■ **Provided passage**
= Beginning of Section =

Researchers at the University of California, Davis have coaxed cells from the brain to mature into the minute hair cells in the ear that are required for hearing. For many people with hearing loss, these tiny hair cells have died, leaving people unable to sense vibrations caused by sound. Regrowing functional hair cells that will sway in response to sound and send appropriate signals to the brain has been a major goal for stem cell researchers. In this work, the team found a population of cells in the lateral ventricle of the brain that they were able to transform into the delicate hair cells. The team is now testing whether those cells are able to transmit sound signals in animal models.
Researchers at the Salk Institute for Biological Sciences have grown embryonic stem cells into the motor neurons and support cells that underlie amyotrophic lateral sclerosis (ALS). Also known as Lou Gherig’s Disease, ALS has no cure and no effective treatment. In this disease, the motor neurons slowly degenerate leaving a person paralyzed. Why the neurons die is not known, however the support cells called astrocytes have long appeared to play a role. Now researchers have coaxed embryonic stem cells to form the motor neurons and astrocytes in a lab dish to better understand their relationship in ALS. What they learned is that astrocytes containing a mutation associated with ALS killed off the neighboring motor neurons. This mutation is in a gene that makes a protein whose normal role is to protect the body from damaging oxygen free radicals. When the group grew these same cells in the presence of a powerful anti-oxidant, the motor neurons survived. In addition to understanding the biology of ALS, the group thinks they could use this system to screen drugs that may be able to treat ALS.

= End of Section =

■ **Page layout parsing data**
= Beginning of Section =

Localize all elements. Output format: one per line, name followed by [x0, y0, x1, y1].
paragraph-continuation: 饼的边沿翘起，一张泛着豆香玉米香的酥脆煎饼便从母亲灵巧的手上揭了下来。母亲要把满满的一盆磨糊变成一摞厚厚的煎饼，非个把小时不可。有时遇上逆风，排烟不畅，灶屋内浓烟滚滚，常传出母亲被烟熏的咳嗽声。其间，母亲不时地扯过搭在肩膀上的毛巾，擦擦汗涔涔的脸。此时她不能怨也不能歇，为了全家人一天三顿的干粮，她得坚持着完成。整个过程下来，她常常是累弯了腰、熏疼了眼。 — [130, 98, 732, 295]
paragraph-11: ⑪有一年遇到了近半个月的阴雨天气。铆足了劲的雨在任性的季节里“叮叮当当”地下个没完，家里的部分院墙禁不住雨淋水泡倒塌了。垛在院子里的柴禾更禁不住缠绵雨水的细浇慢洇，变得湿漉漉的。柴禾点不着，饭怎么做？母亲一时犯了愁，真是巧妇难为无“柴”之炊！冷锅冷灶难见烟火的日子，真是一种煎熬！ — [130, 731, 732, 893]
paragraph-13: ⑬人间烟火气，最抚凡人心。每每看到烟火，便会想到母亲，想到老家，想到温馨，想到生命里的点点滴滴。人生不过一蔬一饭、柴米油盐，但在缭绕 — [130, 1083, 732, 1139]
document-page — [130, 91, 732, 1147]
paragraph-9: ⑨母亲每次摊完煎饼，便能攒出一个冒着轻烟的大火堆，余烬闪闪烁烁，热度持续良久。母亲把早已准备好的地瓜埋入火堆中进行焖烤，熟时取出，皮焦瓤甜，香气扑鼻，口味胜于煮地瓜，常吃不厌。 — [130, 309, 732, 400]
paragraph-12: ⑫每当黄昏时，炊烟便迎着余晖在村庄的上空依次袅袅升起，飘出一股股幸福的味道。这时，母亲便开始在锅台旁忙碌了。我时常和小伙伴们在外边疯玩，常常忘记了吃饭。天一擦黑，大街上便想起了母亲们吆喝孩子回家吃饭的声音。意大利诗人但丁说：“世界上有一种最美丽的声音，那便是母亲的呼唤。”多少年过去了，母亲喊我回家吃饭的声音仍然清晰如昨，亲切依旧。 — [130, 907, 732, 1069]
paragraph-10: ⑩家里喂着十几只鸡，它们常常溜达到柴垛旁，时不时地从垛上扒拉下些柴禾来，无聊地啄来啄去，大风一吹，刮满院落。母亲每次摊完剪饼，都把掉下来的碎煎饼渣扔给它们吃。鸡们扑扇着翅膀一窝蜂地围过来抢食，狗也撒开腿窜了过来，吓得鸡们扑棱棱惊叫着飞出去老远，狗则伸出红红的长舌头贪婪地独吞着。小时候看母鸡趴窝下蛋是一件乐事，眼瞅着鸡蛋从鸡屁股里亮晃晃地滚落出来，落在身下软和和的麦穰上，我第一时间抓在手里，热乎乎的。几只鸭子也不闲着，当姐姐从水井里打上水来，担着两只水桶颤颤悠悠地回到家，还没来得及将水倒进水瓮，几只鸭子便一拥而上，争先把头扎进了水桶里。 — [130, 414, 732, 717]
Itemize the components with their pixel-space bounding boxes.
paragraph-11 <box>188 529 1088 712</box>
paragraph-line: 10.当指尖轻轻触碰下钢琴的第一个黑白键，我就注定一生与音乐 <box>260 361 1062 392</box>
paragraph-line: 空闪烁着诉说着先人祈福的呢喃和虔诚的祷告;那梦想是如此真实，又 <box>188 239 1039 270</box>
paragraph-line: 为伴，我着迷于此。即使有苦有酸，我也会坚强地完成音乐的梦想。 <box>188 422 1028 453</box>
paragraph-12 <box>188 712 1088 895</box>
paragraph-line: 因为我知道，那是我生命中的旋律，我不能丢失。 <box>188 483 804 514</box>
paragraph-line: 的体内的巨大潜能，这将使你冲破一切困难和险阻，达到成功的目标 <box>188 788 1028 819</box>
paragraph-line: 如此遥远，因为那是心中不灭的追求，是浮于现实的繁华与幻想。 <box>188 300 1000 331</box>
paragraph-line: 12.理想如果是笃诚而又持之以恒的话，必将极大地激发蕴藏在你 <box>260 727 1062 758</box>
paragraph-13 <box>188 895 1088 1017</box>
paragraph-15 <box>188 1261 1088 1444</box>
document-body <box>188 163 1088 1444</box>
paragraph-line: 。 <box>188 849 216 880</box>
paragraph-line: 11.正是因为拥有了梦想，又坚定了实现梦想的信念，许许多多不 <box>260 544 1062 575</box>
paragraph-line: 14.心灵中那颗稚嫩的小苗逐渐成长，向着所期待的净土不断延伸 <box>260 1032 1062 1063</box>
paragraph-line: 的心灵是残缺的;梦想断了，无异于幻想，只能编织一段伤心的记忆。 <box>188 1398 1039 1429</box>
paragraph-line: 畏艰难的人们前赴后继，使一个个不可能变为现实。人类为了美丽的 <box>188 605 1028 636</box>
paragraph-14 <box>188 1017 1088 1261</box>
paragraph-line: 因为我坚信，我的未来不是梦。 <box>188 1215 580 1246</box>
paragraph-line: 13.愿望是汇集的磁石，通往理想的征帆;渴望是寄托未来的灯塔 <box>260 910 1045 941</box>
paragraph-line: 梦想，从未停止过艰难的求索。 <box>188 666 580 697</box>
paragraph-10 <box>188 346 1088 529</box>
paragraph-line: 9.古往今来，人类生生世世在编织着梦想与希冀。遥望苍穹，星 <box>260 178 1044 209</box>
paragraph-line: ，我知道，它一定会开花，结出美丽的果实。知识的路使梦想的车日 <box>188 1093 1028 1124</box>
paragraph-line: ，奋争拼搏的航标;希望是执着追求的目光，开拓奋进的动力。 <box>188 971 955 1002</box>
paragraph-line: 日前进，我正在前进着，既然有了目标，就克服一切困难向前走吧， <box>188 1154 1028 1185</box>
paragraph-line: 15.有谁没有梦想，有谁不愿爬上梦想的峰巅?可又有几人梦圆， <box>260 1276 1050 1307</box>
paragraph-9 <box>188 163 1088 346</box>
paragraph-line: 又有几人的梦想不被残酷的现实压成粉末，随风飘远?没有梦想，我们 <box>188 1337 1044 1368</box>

= End of Section =

■ **Work to complete**
Reproduce the stem cell research passage at the top word for word, from start to finish.

■ **Answer to this problem**
Researchers at the University of California, Davis have coaxed cells from the brain to mature into the minute hair cells in the ear that are required for hearing. For many people with hearing loss, these tiny hair cells have died, leaving people unable to sense vibrations caused by sound. Regrowing functional hair cells that will sway in response to sound and send appropriate signals to the brain has been a major goal for stem cell researchers. In this work, the team found a population of cells in the lateral ventricle of the brain that they were able to transform into the delicate hair cells. The team is now testing whether those cells are able to transmit sound signals in animal models.
Researchers at the Salk Institute for Biological Sciences have grown embryonic stem cells into the motor neurons and support cells that underlie amyotrophic lateral sclerosis (ALS). Also known as Lou Gherig’s Disease, ALS has no cure and no effective treatment. In this disease, the motor neurons slowly degenerate leaving a person paralyzed. Why the neurons die is not known, however the support cells called astrocytes have long appeared to play a role. Now researchers have coaxed embryonic stem cells to form the motor neurons and astrocytes in a lab dish to better understand their relationship in ALS. What they learned is that astrocytes containing a mutation associated with ALS killed off the neighboring motor neurons. This mutation is in a gene that makes a protein whose normal role is to protect the body from damaging oxygen free radicals. When the group grew these same cells in the presence of a powerful anti-oxidant, the motor neurons survived. In addition to understanding the biology of ALS, the group thinks they could use this system to screen drugs that may be able to treat ALS.